Extracted data entries:
****************

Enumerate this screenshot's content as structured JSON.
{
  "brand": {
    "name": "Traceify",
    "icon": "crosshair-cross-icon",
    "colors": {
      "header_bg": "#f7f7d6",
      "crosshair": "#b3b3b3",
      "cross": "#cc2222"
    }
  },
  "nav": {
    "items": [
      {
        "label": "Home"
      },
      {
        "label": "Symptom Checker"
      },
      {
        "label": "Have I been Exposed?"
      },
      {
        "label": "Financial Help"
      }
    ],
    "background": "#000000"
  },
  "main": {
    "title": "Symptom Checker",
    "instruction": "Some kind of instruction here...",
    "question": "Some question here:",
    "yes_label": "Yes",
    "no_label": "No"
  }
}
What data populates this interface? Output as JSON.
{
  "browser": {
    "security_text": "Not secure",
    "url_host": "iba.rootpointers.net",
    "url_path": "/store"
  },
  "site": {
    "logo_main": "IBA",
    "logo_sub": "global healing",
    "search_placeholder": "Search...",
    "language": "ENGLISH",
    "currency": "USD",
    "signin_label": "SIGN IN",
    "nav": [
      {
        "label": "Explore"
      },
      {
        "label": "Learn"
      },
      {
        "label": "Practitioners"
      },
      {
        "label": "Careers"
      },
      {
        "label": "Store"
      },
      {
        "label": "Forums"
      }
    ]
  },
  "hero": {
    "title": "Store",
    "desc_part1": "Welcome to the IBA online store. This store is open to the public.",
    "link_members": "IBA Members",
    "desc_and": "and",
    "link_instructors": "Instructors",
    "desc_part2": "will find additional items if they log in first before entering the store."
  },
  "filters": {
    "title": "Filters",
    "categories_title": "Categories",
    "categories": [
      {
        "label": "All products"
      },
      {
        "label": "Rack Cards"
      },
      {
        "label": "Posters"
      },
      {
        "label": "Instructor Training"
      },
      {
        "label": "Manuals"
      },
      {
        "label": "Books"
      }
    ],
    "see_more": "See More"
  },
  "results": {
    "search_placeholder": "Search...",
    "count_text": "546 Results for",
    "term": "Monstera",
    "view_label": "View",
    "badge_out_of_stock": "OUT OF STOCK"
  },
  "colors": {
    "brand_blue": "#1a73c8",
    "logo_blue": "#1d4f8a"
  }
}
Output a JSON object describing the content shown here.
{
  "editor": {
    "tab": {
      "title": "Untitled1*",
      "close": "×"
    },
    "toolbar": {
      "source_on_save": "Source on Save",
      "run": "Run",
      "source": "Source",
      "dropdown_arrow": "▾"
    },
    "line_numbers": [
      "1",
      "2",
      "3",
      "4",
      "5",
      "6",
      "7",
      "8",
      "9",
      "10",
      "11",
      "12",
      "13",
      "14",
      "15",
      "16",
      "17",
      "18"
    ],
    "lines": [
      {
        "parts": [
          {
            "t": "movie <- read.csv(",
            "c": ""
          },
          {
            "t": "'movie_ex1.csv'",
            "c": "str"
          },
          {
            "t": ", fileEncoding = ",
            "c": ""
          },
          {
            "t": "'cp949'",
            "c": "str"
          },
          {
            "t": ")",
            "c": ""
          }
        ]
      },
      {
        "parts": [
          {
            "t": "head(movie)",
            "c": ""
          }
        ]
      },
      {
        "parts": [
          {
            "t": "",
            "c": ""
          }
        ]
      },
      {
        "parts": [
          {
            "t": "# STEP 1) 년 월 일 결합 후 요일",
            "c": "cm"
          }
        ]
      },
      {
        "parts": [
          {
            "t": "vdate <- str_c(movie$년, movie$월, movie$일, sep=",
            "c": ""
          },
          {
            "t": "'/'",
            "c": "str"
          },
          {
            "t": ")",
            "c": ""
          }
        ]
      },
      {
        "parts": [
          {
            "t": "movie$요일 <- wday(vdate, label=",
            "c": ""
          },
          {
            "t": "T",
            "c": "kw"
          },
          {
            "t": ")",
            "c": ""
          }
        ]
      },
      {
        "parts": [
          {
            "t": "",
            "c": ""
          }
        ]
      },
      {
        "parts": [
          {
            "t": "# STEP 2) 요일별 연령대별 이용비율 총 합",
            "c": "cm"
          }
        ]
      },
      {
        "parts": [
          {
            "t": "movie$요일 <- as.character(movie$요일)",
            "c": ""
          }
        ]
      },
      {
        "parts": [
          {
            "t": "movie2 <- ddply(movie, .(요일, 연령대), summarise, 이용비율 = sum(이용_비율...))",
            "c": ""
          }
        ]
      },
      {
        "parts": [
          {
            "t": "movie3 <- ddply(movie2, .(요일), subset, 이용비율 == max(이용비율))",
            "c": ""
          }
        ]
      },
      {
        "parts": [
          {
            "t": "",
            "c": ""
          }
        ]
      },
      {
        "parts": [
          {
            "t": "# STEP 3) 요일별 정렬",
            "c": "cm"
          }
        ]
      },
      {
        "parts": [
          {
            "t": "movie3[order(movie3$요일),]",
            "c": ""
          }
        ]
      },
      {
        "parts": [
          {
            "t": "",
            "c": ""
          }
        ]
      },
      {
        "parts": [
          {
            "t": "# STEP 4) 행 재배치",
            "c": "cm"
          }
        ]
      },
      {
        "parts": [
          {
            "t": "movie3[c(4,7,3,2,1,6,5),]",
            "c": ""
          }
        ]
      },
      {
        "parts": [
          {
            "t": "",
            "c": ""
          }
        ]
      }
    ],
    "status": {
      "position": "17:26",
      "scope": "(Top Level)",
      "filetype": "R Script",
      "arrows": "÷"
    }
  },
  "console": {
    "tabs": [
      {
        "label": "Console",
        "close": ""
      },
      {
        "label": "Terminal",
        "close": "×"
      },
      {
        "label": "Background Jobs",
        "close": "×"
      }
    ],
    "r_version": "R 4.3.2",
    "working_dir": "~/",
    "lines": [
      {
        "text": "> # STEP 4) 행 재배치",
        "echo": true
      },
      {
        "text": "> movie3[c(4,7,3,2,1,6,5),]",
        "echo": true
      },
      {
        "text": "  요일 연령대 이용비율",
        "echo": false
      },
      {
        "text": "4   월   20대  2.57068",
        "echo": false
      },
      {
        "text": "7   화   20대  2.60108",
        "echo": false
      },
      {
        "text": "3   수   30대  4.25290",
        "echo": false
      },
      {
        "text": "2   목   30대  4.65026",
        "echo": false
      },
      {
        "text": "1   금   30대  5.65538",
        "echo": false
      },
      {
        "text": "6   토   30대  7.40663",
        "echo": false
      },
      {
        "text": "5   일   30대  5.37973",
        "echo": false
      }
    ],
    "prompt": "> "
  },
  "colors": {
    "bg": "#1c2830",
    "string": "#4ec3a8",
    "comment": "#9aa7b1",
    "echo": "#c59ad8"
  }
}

****************

Task directions:
Copy out the material word for word and line for line.

Reply:
Enumerate this screenshot's content as structured JSON.
{
  "brand": {
    "name": "Traceify",
    "icon": "crosshair-cross-icon",
    "colors": {
      "header_bg": "#f7f7d6",
      "crosshair": "#b3b3b3",
      "cross": "#cc2222"
    }
  },
  "nav": {
    "items": [
      {
        "label": "Home"
      },
      {
        "label": "Symptom Checker"
      },
      {
        "label": "Have I been Exposed?"
      },
      {
        "label": "Financial Help"
      }
    ],
    "background": "#000000"
  },
  "main": {
    "title": "Symptom Checker",
    "instruction": "Some kind of instruction here...",
    "question": "Some question here:",
    "yes_label": "Yes",
    "no_label": "No"
  }
}
What data populates this interface? Output as JSON.
{
  "browser": {
    "security_text": "Not secure",
    "url_host": "iba.rootpointers.net",
    "url_path": "/store"
  },
  "site": {
    "logo_main": "IBA",
    "logo_sub": "global healing",
    "search_placeholder": "Search...",
    "language": "ENGLISH",
    "currency": "USD",
    "signin_label": "SIGN IN",
    "nav": [
      {
        "label": "Explore"
      },
      {
        "label": "Learn"
      },
      {
        "label": "Practitioners"
      },
      {
        "label": "Careers"
      },
      {
        "label": "Store"
      },
      {
        "label": "Forums"
      }
    ]
  },
  "hero": {
    "title": "Store",
    "desc_part1": "Welcome to the IBA online store. This store is open to the public.",
    "link_members": "IBA Members",
    "desc_and": "and",
    "link_instructors": "Instructors",
    "desc_part2": "will find additional items if they log in first before entering the store."
  },
  "filters": {
    "title": "Filters",
    "categories_title": "Categories",
    "categories": [
      {
        "label": "All products"
      },
      {
        "label": "Rack Cards"
      },
      {
        "label": "Posters"
      },
      {
        "label": "Instructor Training"
      },
      {
        "label": "Manuals"
      },
      {
        "label": "Books"
      }
    ],
    "see_more": "See More"
  },
  "results": {
    "search_placeholder": "Search...",
    "count_text": "546 Results for",
    "term": "Monstera",
    "view_label": "View",
    "badge_out_of_stock": "OUT OF STOCK"
  },
  "colors": {
    "brand_blue": "#1a73c8",
    "logo_blue": "#1d4f8a"
  }
}
Output a JSON object describing the content shown here.
{
  "editor": {
    "tab": {
      "title": "Untitled1*",
      "close": "×"
    },
    "toolbar": {
      "source_on_save": "Source on Save",
      "run": "Run",
      "source": "Source",
      "dropdown_arrow": "▾"
    },
    "line_numbers": [
      "1",
      "2",
      "3",
      "4",
      "5",
      "6",
      "7",
      "8",
      "9",
      "10",
      "11",
      "12",
      "13",
      "14",
      "15",
      "16",
      "17",
      "18"
    ],
    "lines": [
      {
        "parts": [
          {
            "t": "movie <- read.csv(",
            "c": ""
          },
          {
            "t": "'movie_ex1.csv'",
            "c": "str"
          },
          {
            "t": ", fileEncoding = ",
            "c": ""
          },
          {
            "t": "'cp949'",
            "c": "str"
          },
          {
            "t": ")",
            "c": ""
          }
        ]
      },
      {
        "parts": [
          {
            "t": "head(movie)",
            "c": ""
          }
        ]
      },
      {
        "parts": [
          {
            "t": "",
            "c": ""
          }
        ]
      },
      {
        "parts": [
          {
            "t": "# STEP 1) 년 월 일 결합 후 요일",
            "c": "cm"
          }
        ]
      },
      {
        "parts": [
          {
            "t": "vdate <- str_c(movie$년, movie$월, movie$일, sep=",
            "c": ""
          },
          {
            "t": "'/'",
            "c": "str"
          },
          {
            "t": ")",
            "c": ""
          }
        ]
      },
      {
        "parts": [
          {
            "t": "movie$요일 <- wday(vdate, label=",
            "c": ""
          },
          {
            "t": "T",
            "c": "kw"
          },
          {
            "t": ")",
            "c": ""
          }
        ]
      },
      {
        "parts": [
          {
            "t": "",
            "c": ""
          }
        ]
      },
      {
        "parts": [
          {
            "t": "# STEP 2) 요일별 연령대별 이용비율 총 합",
            "c": "cm"
          }
        ]
      },
      {
        "parts": [
          {
            "t": "movie$요일 <- as.character(movie$요일)",
            "c": ""
          }
        ]
      },
      {
        "parts": [
          {
            "t": "movie2 <- ddply(movie, .(요일, 연령대), summarise, 이용비율 = sum(이용_비율...))",
            "c": ""
          }
        ]
      },
      {
        "parts": [
          {
            "t": "movie3 <- ddply(movie2, .(요일), subset, 이용비율 == max(이용비율))",
            "c": ""
          }
        ]
      },
      {
        "parts": [
          {
            "t": "",
            "c": ""
          }
        ]
      },
      {
        "parts": [
          {
            "t": "# STEP 3) 요일별 정렬",
            "c": "cm"
          }
        ]
      },
      {
        "parts": [
          {
            "t": "movie3[order(movie3$요일),]",
            "c": ""
          }
        ]
      },
      {
        "parts": [
          {
            "t": "",
            "c": ""
          }
        ]
      },
      {
        "parts": [
          {
            "t": "# STEP 4) 행 재배치",
            "c": "cm"
          }
        ]
      },
      {
        "parts": [
          {
            "t": "movie3[c(4,7,3,2,1,6,5),]",
            "c": ""
          }
        ]
      },
      {
        "parts": [
          {
            "t": "",
            "c": ""
          }
        ]
      }
    ],
    "status": {
      "position": "17:26",
      "scope": "(Top Level)",
      "filetype": "R Script",
      "arrows": "÷"
    }
  },
  "console": {
    "tabs": [
      {
        "label": "Console",
        "close": ""
      },
      {
        "label": "Terminal",
        "close": "×"
      },
      {
        "label": "Background Jobs",
        "close": "×"
      }
    ],
    "r_version": "R 4.3.2",
    "working_dir": "~/",
    "lines": [
      {
        "text": "> # STEP 4) 행 재배치",
        "echo": true
      },
      {
        "text": "> movie3[c(4,7,3,2,1,6,5),]",
        "echo": true
      },
      {
        "text": "  요일 연령대 이용비율",
        "echo": false
      },
      {
        "text": "4   월   20대  2.57068",
        "echo": false
      },
      {
        "text": "7   화   20대  2.60108",
        "echo": false
      },
      {
        "text": "3   수   30대  4.25290",
        "echo": false
      },
      {
        "text": "2   목   30대  4.65026",
        "echo": false
      },
      {
        "text": "1   금   30대  5.65538",
        "echo": false
      },
      {
        "text": "6   토   30대  7.40663",
        "echo": false
      },
      {
        "text": "5   일   30대  5.37973",
        "echo": false
      }
    ],
    "prompt": "> "
  },
  "colors": {
    "bg": "#1c2830",
    "string": "#4ec3a8",
    "comment": "#9aa7b1",
    "echo": "#c59ad8"
  }
}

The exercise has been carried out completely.